Instruction: Copy every one of the rows below character for character, keeping each line in its original order.

The input:
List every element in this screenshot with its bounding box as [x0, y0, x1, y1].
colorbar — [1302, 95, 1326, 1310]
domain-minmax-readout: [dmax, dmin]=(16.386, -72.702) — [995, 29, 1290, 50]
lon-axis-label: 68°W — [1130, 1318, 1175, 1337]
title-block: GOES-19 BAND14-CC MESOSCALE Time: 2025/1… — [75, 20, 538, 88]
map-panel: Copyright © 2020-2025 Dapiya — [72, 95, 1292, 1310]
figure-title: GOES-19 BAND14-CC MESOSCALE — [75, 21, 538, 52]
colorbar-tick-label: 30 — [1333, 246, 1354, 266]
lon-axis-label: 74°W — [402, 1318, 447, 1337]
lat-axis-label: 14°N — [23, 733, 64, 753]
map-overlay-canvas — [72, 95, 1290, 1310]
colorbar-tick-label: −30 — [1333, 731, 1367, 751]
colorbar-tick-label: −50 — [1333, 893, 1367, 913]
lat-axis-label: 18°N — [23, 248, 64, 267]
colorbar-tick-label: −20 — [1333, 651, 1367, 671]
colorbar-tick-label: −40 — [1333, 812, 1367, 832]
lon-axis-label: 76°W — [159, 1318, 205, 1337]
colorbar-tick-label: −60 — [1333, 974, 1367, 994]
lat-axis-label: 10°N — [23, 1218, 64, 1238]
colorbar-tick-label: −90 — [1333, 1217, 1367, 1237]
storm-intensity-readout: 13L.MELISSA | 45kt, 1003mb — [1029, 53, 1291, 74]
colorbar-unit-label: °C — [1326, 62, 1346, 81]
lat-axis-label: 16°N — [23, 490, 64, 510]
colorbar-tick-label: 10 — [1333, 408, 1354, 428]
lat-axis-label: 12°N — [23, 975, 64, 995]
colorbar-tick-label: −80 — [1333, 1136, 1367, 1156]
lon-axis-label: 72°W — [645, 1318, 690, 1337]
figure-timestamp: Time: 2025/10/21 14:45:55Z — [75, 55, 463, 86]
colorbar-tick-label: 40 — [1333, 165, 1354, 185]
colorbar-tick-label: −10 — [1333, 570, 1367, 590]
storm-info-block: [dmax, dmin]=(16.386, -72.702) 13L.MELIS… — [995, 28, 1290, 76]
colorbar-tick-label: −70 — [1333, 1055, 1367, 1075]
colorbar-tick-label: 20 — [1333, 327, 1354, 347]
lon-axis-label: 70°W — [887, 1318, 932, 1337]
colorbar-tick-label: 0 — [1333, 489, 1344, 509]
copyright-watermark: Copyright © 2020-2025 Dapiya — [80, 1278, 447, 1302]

Right answer:
List every element in this screenshot with its bounding box as [x0, y0, x1, y1].
colorbar — [1302, 95, 1326, 1310]
domain-minmax-readout: [dmax, dmin]=(16.386, -72.702) — [995, 29, 1290, 50]
lon-axis-label: 68°W — [1130, 1318, 1175, 1337]
title-block: GOES-19 BAND14-CC MESOSCALE Time: 2025/1… — [75, 20, 538, 88]
map-panel: Copyright © 2020-2025 Dapiya — [72, 95, 1292, 1310]
figure-title: GOES-19 BAND14-CC MESOSCALE — [75, 21, 538, 52]
colorbar-tick-label: 30 — [1333, 246, 1354, 266]
lon-axis-label: 74°W — [402, 1318, 447, 1337]
lat-axis-label: 14°N — [23, 733, 64, 753]
map-overlay-canvas — [72, 95, 1290, 1310]
colorbar-tick-label: −30 — [1333, 731, 1367, 751]
colorbar-tick-label: −50 — [1333, 893, 1367, 913]
lat-axis-label: 18°N — [23, 248, 64, 267]
colorbar-tick-label: −20 — [1333, 651, 1367, 671]
colorbar-tick-label: −40 — [1333, 812, 1367, 832]
lon-axis-label: 76°W — [159, 1318, 205, 1337]
colorbar-tick-label: −60 — [1333, 974, 1367, 994]
lat-axis-label: 10°N — [23, 1218, 64, 1238]
colorbar-tick-label: −90 — [1333, 1217, 1367, 1237]
storm-intensity-readout: 13L.MELISSA | 45kt, 1003mb — [1029, 53, 1291, 74]
colorbar-unit-label: °C — [1326, 62, 1346, 81]
lat-axis-label: 16°N — [23, 490, 64, 510]
colorbar-tick-label: 10 — [1333, 408, 1354, 428]
lat-axis-label: 12°N — [23, 975, 64, 995]
colorbar-tick-label: −80 — [1333, 1136, 1367, 1156]
lon-axis-label: 72°W — [645, 1318, 690, 1337]
figure-timestamp: Time: 2025/10/21 14:45:55Z — [75, 55, 463, 86]
colorbar-tick-label: 40 — [1333, 165, 1354, 185]
colorbar-tick-label: −10 — [1333, 570, 1367, 590]
storm-info-block: [dmax, dmin]=(16.386, -72.702) 13L.MELIS… — [995, 28, 1290, 76]
colorbar-tick-label: −70 — [1333, 1055, 1367, 1075]
colorbar-tick-label: 20 — [1333, 327, 1354, 347]
lon-axis-label: 70°W — [887, 1318, 932, 1337]
colorbar-tick-label: 0 — [1333, 489, 1344, 509]
copyright-watermark: Copyright © 2020-2025 Dapiya — [80, 1278, 447, 1302]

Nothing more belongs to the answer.